YOUR TASK. Check every line for the word "office" and give the number of lines where it occurs, nothing else.

RECORDS SUPPLIED.

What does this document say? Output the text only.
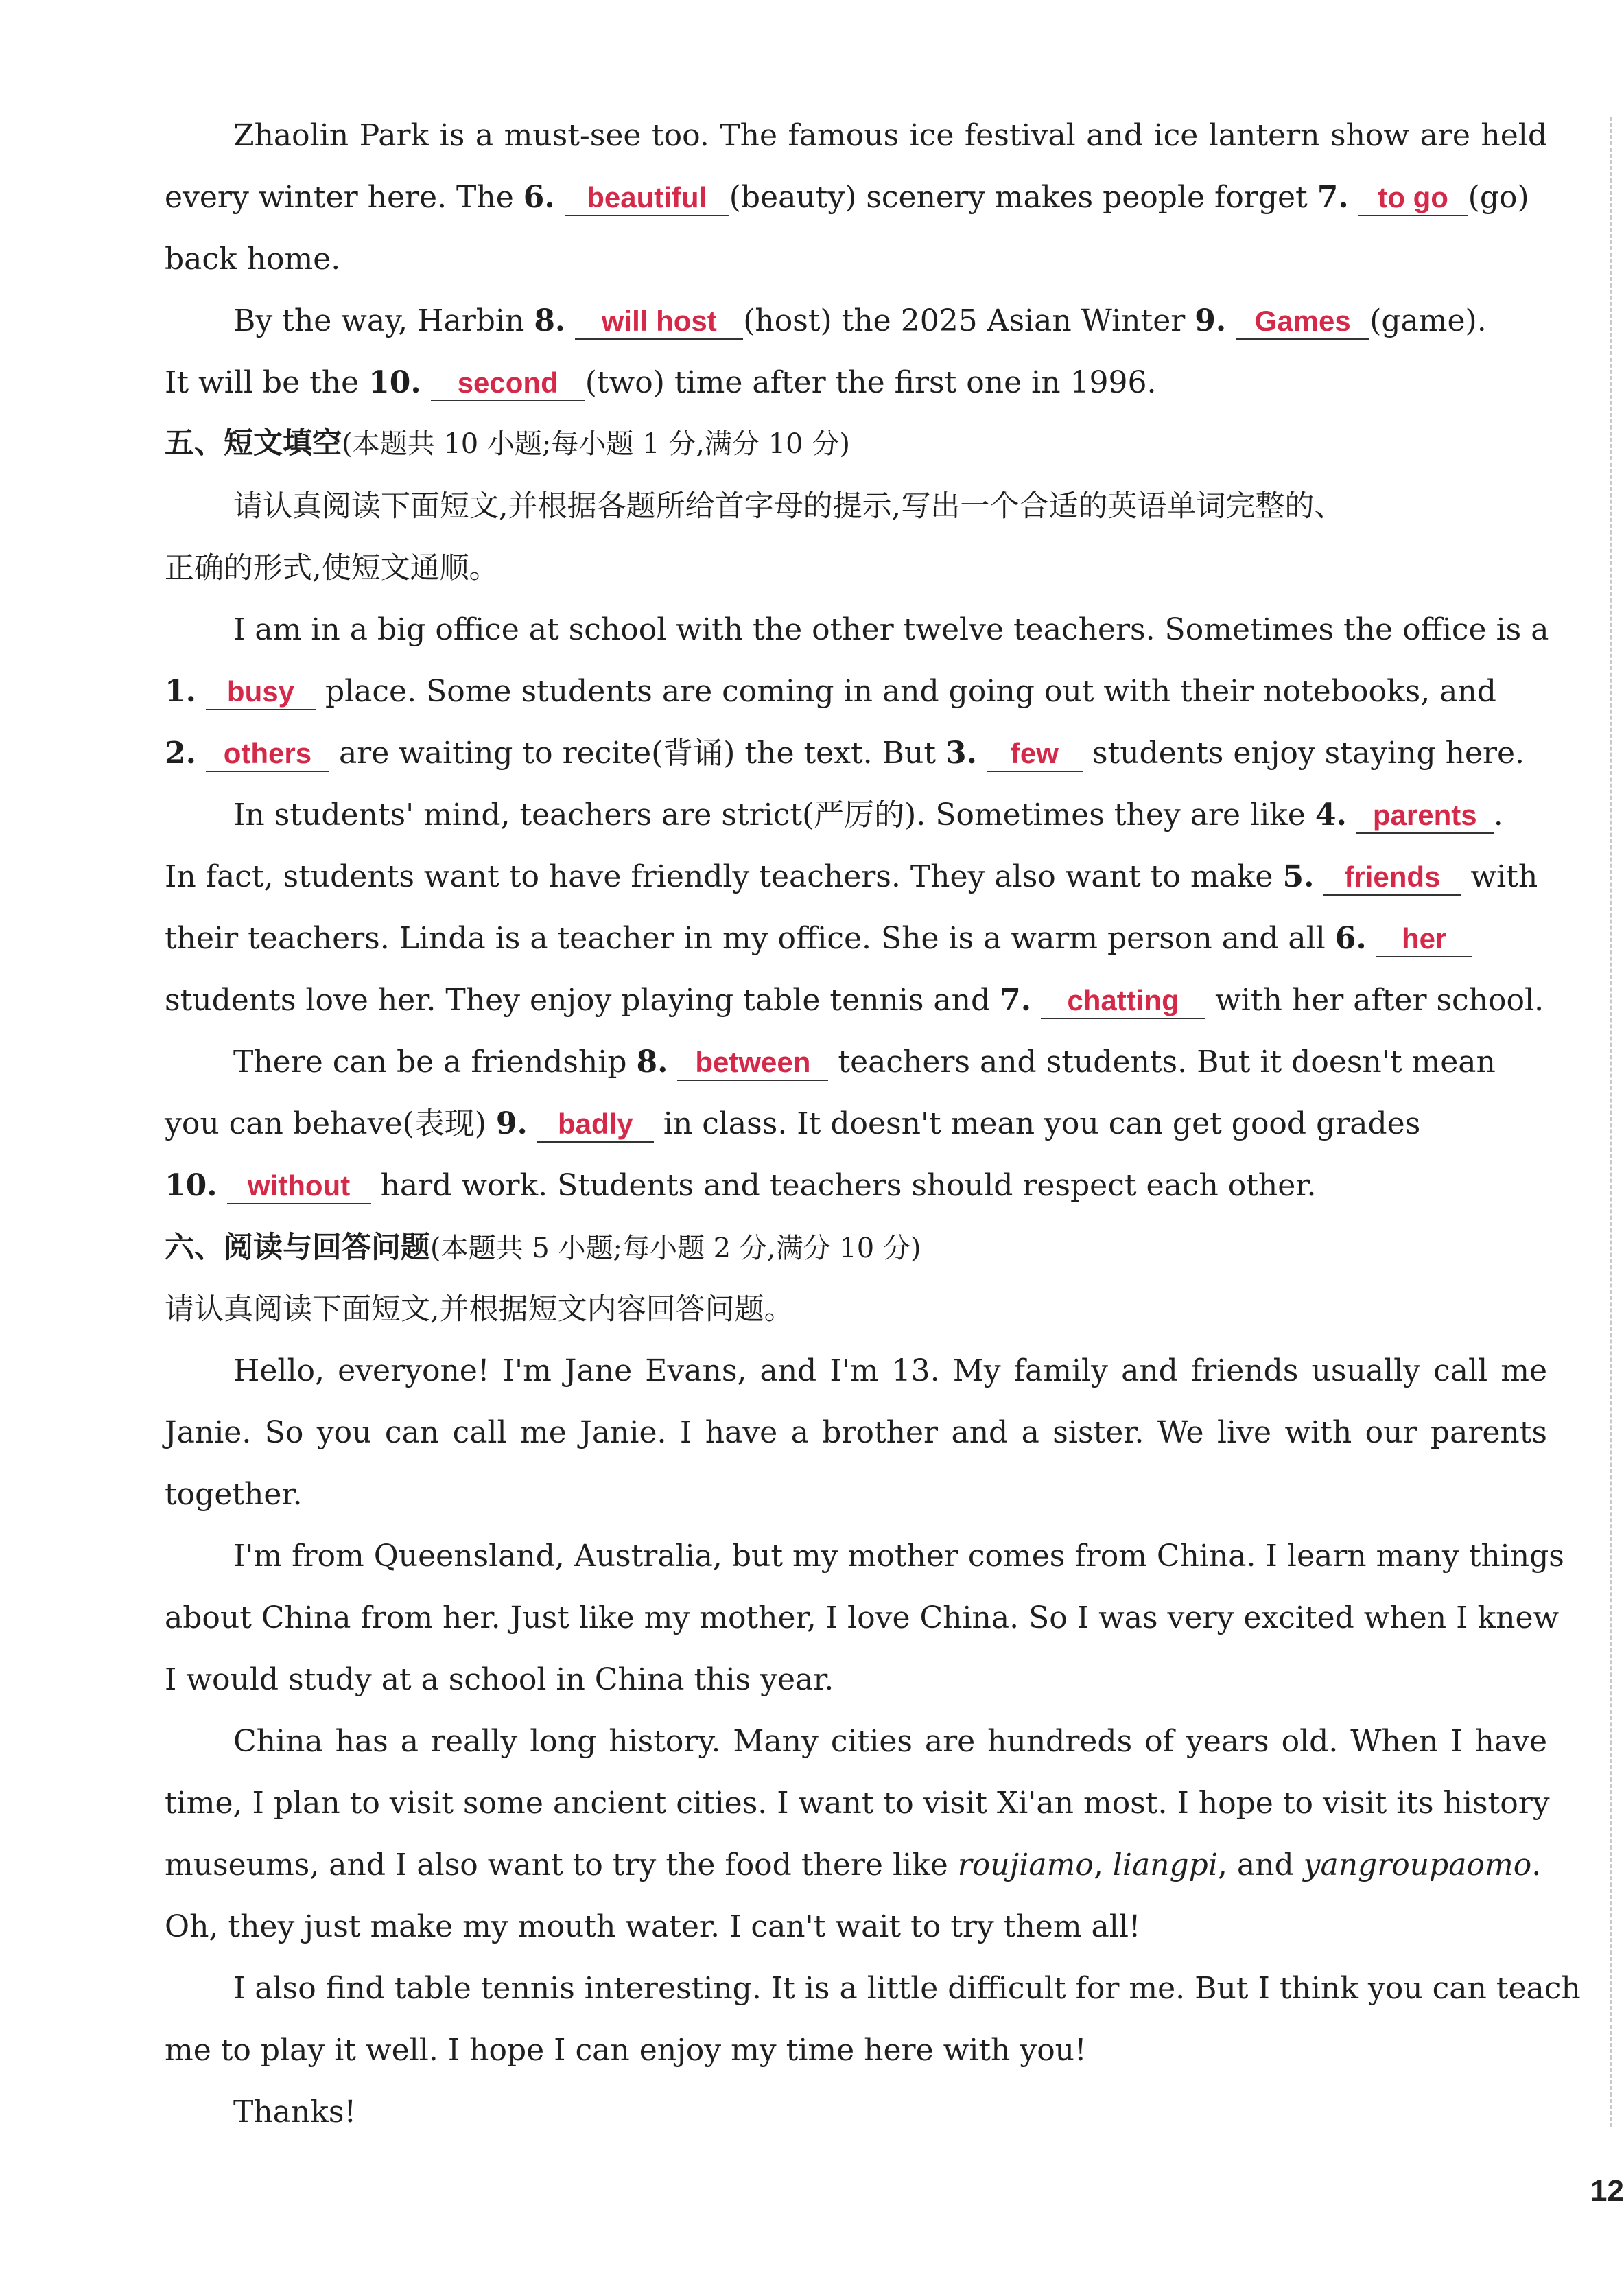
Zhaolin Park is a must-see too. The famous ice festival and ice lantern show are held
every winter here. The 6. beautiful (beauty) scenery makes people forget 7. to go (go)
back home.
By the way, Harbin 8. will host (host) the 2025 Asian Winter 9. Games (game).
It will be the 10. second (two) time after the first one in 1996.
五、短文填空(本题共 10 小题;每小题 1 分,满分 10 分)
请认真阅读下面短文,并根据各题所给首字母的提示,写出一个合适的英语单词完整的、
正确的形式,使短文通顺。
I am in a big office at school with the other twelve teachers. Sometimes the office is a
1. busy place. Some students are coming in and going out with their notebooks, and
2. others are waiting to recite(背诵) the text. But 3. few students enjoy staying here.
In students' mind, teachers are strict(严厉的). Sometimes they are like 4. parents .
In fact, students want to have friendly teachers. They also want to make 5. friends with
their teachers. Linda is a teacher in my office. She is a warm person and all 6. her
students love her. They enjoy playing table tennis and 7. chatting with her after school.
There can be a friendship 8. between teachers and students. But it doesn't mean
you can behave(表现) 9. badly in class. It doesn't mean you can get good grades
10. without hard work. Students and teachers should respect each other.
六、阅读与回答问题(本题共 5 小题;每小题 2 分,满分 10 分)
请认真阅读下面短文,并根据短文内容回答问题。
Hello, everyone! I'm Jane Evans, and I'm 13. My family and friends usually call me
Janie. So you can call me Janie. I have a brother and a sister. We live with our parents
together.
I'm from Queensland, Australia, but my mother comes from China. I learn many things
about China from her. Just like my mother, I love China. So I was very excited when I knew
I would study at a school in China this year.
China has a really long history. Many cities are hundreds of years old. When I have
time, I plan to visit some ancient cities. I want to visit Xi'an most. I hope to visit its history
museums, and I also want to try the food there like roujiamo, liangpi, and yangroupaomo.
Oh, they just make my mouth water. I can't wait to try them all!
I also find table tennis interesting. It is a little difficult for me. But I think you can teach
me to play it well. I hope I can enjoy my time here with you!
Thanks!
12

REPLY TO THE EXERCISE. 2